• TASK TO CARRY OUT:
Format every line of the entries below as a JSON list of strings, one string per line, leaving out any blank lines.

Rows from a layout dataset
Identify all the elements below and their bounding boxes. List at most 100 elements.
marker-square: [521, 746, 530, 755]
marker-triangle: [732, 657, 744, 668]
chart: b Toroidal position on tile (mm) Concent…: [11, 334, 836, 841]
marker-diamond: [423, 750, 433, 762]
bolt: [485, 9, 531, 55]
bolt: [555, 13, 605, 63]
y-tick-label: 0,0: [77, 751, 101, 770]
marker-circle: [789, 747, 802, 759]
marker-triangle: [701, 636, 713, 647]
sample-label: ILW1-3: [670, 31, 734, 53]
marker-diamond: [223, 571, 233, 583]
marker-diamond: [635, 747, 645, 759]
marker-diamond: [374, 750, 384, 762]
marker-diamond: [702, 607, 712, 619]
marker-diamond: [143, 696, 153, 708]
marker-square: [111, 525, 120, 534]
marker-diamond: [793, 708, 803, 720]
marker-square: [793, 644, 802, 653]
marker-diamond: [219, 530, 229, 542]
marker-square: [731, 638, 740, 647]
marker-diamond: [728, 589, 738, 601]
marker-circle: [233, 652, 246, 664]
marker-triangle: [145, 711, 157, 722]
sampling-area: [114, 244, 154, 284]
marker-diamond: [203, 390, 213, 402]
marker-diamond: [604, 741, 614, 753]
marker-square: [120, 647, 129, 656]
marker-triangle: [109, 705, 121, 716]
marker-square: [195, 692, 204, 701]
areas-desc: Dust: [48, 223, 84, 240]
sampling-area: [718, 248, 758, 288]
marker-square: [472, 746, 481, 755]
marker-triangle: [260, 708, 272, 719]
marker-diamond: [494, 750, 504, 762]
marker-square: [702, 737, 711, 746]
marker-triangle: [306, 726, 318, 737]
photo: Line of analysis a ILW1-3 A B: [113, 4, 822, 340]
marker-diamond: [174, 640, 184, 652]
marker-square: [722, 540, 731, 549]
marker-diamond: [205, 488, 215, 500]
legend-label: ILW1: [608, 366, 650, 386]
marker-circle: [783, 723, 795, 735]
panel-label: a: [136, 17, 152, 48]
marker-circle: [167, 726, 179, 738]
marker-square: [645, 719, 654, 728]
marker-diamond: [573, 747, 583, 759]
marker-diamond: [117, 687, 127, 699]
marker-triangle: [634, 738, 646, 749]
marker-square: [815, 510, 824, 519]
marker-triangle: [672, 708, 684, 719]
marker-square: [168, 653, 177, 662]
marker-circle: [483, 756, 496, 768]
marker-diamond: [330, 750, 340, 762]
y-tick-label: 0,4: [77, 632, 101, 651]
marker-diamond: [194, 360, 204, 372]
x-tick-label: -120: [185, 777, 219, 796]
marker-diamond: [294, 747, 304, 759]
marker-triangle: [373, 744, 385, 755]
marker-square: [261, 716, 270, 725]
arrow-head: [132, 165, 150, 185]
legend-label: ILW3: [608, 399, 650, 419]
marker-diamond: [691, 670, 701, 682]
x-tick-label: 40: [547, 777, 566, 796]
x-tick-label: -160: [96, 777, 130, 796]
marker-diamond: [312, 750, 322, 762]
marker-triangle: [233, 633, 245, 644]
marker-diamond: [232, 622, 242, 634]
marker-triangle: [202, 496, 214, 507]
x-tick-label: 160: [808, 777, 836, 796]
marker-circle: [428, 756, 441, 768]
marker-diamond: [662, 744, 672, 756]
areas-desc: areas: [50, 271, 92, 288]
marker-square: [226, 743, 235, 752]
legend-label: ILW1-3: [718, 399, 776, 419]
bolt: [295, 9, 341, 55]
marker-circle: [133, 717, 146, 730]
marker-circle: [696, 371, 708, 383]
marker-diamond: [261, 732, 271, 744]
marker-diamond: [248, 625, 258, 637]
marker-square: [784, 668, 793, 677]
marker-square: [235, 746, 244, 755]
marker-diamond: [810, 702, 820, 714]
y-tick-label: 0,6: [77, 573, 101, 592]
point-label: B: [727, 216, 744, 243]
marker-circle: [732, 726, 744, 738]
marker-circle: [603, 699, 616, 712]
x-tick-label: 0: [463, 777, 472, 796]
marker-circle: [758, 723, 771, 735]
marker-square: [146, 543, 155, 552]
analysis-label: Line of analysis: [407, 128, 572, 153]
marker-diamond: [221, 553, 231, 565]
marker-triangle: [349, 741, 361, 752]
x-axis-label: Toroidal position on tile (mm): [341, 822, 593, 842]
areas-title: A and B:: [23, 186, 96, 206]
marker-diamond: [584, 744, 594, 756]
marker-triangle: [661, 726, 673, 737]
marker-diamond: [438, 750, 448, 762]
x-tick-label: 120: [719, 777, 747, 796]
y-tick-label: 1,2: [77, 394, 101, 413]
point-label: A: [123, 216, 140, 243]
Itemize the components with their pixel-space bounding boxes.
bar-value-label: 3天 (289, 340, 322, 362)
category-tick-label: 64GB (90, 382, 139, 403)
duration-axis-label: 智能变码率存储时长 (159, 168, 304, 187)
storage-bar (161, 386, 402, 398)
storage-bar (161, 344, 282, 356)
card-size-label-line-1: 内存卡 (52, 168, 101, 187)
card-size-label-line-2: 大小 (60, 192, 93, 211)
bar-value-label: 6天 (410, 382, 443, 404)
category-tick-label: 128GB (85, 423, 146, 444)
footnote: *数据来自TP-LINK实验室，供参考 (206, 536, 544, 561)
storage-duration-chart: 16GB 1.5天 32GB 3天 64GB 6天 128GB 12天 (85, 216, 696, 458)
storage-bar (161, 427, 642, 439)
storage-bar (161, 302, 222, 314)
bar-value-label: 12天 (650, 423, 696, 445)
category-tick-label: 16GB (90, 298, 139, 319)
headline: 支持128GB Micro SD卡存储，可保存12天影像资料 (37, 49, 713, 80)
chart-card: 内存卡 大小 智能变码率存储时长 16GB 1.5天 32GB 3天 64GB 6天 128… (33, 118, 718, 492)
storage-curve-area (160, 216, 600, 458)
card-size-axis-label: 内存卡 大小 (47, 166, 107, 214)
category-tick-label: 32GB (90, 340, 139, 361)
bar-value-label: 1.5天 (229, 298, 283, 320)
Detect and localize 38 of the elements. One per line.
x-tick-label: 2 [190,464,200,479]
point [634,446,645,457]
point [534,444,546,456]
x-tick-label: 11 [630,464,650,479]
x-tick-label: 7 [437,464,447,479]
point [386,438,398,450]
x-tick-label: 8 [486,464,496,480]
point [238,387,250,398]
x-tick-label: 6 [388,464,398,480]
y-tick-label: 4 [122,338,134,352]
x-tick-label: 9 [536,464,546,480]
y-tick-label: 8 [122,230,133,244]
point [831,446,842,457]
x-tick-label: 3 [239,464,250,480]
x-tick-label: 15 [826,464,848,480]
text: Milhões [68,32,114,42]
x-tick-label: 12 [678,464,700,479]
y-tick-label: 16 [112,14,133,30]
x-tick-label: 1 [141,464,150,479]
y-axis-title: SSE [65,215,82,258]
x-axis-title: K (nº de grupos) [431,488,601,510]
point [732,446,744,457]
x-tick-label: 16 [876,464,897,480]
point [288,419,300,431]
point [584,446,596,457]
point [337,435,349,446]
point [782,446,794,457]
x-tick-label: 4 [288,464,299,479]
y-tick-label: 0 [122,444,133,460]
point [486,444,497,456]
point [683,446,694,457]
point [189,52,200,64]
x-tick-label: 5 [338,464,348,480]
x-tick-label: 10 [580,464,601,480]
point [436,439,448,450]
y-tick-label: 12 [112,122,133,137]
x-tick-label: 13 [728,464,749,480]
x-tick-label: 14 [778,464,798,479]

• FINAL ANSWER:
[
  "Identify all the elements below and their bounding boxes. List at most 100 elements.",
  "marker-square: [521, 746, 530, 755]",
  "marker-triangle: [732, 657, 744, 668]",
  "chart: b Toroidal position on tile (mm) Concent…: [11, 334, 836, 841]",
  "marker-diamond: [423, 750, 433, 762]",
  "bolt: [485, 9, 531, 55]",
  "bolt: [555, 13, 605, 63]",
  "y-tick-label: 0,0: [77, 751, 101, 770]",
  "marker-circle: [789, 747, 802, 759]",
  "marker-triangle: [701, 636, 713, 647]",
  "sample-label: ILW1-3: [670, 31, 734, 53]",
  "marker-diamond: [223, 571, 233, 583]",
  "marker-diamond: [635, 747, 645, 759]",
  "marker-diamond: [374, 750, 384, 762]",
  "marker-diamond: [702, 607, 712, 619]",
  "marker-diamond: [143, 696, 153, 708]",
  "marker-square: [111, 525, 120, 534]",
  "marker-diamond: [793, 708, 803, 720]",
  "marker-square: [793, 644, 802, 653]",
  "marker-diamond: [219, 530, 229, 542]",
  "marker-square: [731, 638, 740, 647]",
  "marker-diamond: [728, 589, 738, 601]",
  "marker-circle: [233, 652, 246, 664]",
  "marker-triangle: [145, 711, 157, 722]",
  "sampling-area: [114, 244, 154, 284]",
  "marker-diamond: [203, 390, 213, 402]",
  "marker-diamond: [604, 741, 614, 753]",
  "marker-square: [120, 647, 129, 656]",
  "marker-triangle: [109, 705, 121, 716]",
  "marker-square: [195, 692, 204, 701]",
  "areas-desc: Dust: [48, 223, 84, 240]",
  "sampling-area: [718, 248, 758, 288]",
  "marker-square: [472, 746, 481, 755]",
  "marker-triangle: [260, 708, 272, 719]",
  "marker-diamond: [494, 750, 504, 762]",
  "marker-square: [702, 737, 711, 746]",
  "marker-triangle: [306, 726, 318, 737]",
  "photo: Line of analysis a ILW1-3 A B: [113, 4, 822, 340]",
  "marker-diamond: [174, 640, 184, 652]",
  "marker-square: [722, 540, 731, 549]",
  "marker-diamond: [205, 488, 215, 500]",
  "legend-label: ILW1: [608, 366, 650, 386]",
  "marker-circle: [783, 723, 795, 735]",
  "panel-label: a: [136, 17, 152, 48]",
  "marker-circle: [167, 726, 179, 738]",
  "marker-square: [645, 719, 654, 728]",
  "marker-diamond: [573, 747, 583, 759]",
  "marker-diamond: [117, 687, 127, 699]",
  "marker-triangle: [634, 738, 646, 749]",
  "marker-square: [815, 510, 824, 519]",
  "marker-triangle: [672, 708, 684, 719]",
  "marker-square: [168, 653, 177, 662]",
  "marker-circle: [483, 756, 496, 768]",
  "marker-diamond: [330, 750, 340, 762]",
  "y-tick-label: 0,4: [77, 632, 101, 651]",
  "marker-diamond: [194, 360, 204, 372]",
  "x-tick-label: -120: [185, 777, 219, 796]",
  "marker-diamond: [294, 747, 304, 759]",
  "marker-triangle: [373, 744, 385, 755]",
  "marker-square: [261, 716, 270, 725]",
  "arrow-head: [132, 165, 150, 185]",
  "legend-label: ILW3: [608, 399, 650, 419]",
  "marker-diamond: [691, 670, 701, 682]",
  "x-tick-label: 40: [547, 777, 566, 796]",
  "x-tick-label: -160: [96, 777, 130, 796]",
  "marker-diamond: [312, 750, 322, 762]",
  "marker-triangle: [233, 633, 245, 644]",
  "marker-diamond: [232, 622, 242, 634]",
  "marker-triangle: [202, 496, 214, 507]",
  "x-tick-label: 160: [808, 777, 836, 796]",
  "marker-circle: [428, 756, 441, 768]",
  "marker-diamond: [662, 744, 672, 756]",
  "areas-desc: areas: [50, 271, 92, 288]",
  "marker-square: [226, 743, 235, 752]",
  "legend-label: ILW1-3: [718, 399, 776, 419]",
  "bolt: [295, 9, 341, 55]",
  "marker-circle: [133, 717, 146, 730]",
  "marker-circle: [696, 371, 708, 383]",
  "marker-diamond: [261, 732, 271, 744]",
  "marker-diamond: [248, 625, 258, 637]",
  "marker-square: [784, 668, 793, 677]",
  "marker-square: [235, 746, 244, 755]",
  "marker-diamond: [810, 702, 820, 714]",
  "y-tick-label: 0,6: [77, 573, 101, 592]",
  "point-label: B: [727, 216, 744, 243]",
  "marker-circle: [732, 726, 744, 738]",
  "marker-circle: [603, 699, 616, 712]",
  "x-tick-label: 0: [463, 777, 472, 796]",
  "marker-circle: [758, 723, 771, 735]",
  "marker-square: [146, 543, 155, 552]",
  "analysis-label: Line of analysis: [407, 128, 572, 153]",
  "marker-diamond: [221, 553, 231, 565]",
  "marker-triangle: [349, 741, 361, 752]",
  "x-axis-label: Toroidal position on tile (mm): [341, 822, 593, 842]",
  "areas-title: A and B:: [23, 186, 96, 206]",
  "marker-diamond: [584, 744, 594, 756]",
  "marker-triangle: [661, 726, 673, 737]",
  "marker-diamond: [438, 750, 448, 762]",
  "x-tick-label: 120: [719, 777, 747, 796]",
  "y-tick-label: 1,2: [77, 394, 101, 413]",
  "point-label: A: [123, 216, 140, 243]",
  "Itemize the components with their pixel-space bounding boxes.",
  "bar-value-label: 3天 (289, 340, 322, 362)",
  "category-tick-label: 64GB (90, 382, 139, 403)",
  "duration-axis-label: 智能变码率存储时长 (159, 168, 304, 187)",
  "storage-bar (161, 386, 402, 398)",
  "storage-bar (161, 344, 282, 356)",
  "card-size-label-line-1: 内存卡 (52, 168, 101, 187)",
  "card-size-label-line-2: 大小 (60, 192, 93, 211)",
  "bar-value-label: 6天 (410, 382, 443, 404)",
  "category-tick-label: 128GB (85, 423, 146, 444)",
  "footnote: *数据来自TP-LINK实验室，供参考 (206, 536, 544, 561)",
  "storage-duration-chart: 16GB 1.5天 32GB 3天 64GB 6天 128GB 12天 (85, 216, 696, 458)",
  "storage-bar (161, 427, 642, 439)",
  "storage-bar (161, 302, 222, 314)",
  "bar-value-label: 12天 (650, 423, 696, 445)",
  "category-tick-label: 16GB (90, 298, 139, 319)",
  "headline: 支持128GB Micro SD卡存储，可保存12天影像资料 (37, 49, 713, 80)",
  "chart-card: 内存卡 大小 智能变码率存储时长 16GB 1.5天 32GB 3天 64GB 6天 128… (33, 118, 718, 492)",
  "storage-curve-area (160, 216, 600, 458)",
  "card-size-axis-label: 内存卡 大小 (47, 166, 107, 214)",
  "category-tick-label: 32GB (90, 340, 139, 361)",
  "bar-value-label: 1.5天 (229, 298, 283, 320)",
  "Detect and localize 38 of the elements. One per line.",
  "x-tick-label: 2 [190,464,200,479]",
  "point [634,446,645,457]",
  "point [534,444,546,456]",
  "x-tick-label: 11 [630,464,650,479]",
  "x-tick-label: 7 [437,464,447,479]",
  "point [386,438,398,450]",
  "x-tick-label: 8 [486,464,496,480]",
  "point [238,387,250,398]",
  "x-tick-label: 6 [388,464,398,480]",
  "y-tick-label: 4 [122,338,134,352]",
  "x-tick-label: 9 [536,464,546,480]",
  "y-tick-label: 8 [122,230,133,244]",
  "point [831,446,842,457]",
  "x-tick-label: 3 [239,464,250,480]",
  "x-tick-label: 15 [826,464,848,480]",
  "text: Milhões [68,32,114,42]",
  "x-tick-label: 12 [678,464,700,479]",
  "y-tick-label: 16 [112,14,133,30]",
  "x-tick-label: 1 [141,464,150,479]",
  "y-axis-title: SSE [65,215,82,258]",
  "x-axis-title: K (nº de grupos) [431,488,601,510]",
  "point [732,446,744,457]",
  "x-tick-label: 16 [876,464,897,480]",
  "point [288,419,300,431]",
  "point [584,446,596,457]",
  "point [337,435,349,446]",
  "point [782,446,794,457]",
  "x-tick-label: 4 [288,464,299,479]",
  "y-tick-label: 0 [122,444,133,460]",
  "point [486,444,497,456]",
  "point [683,446,694,457]",
  "point [189,52,200,64]",
  "x-tick-label: 5 [338,464,348,480]",
  "x-tick-label: 10 [580,464,601,480]",
  "point [436,439,448,450]",
  "y-tick-label: 12 [112,122,133,137]",
  "x-tick-label: 13 [728,464,749,480]",
  "x-tick-label: 14 [778,464,798,479]"
]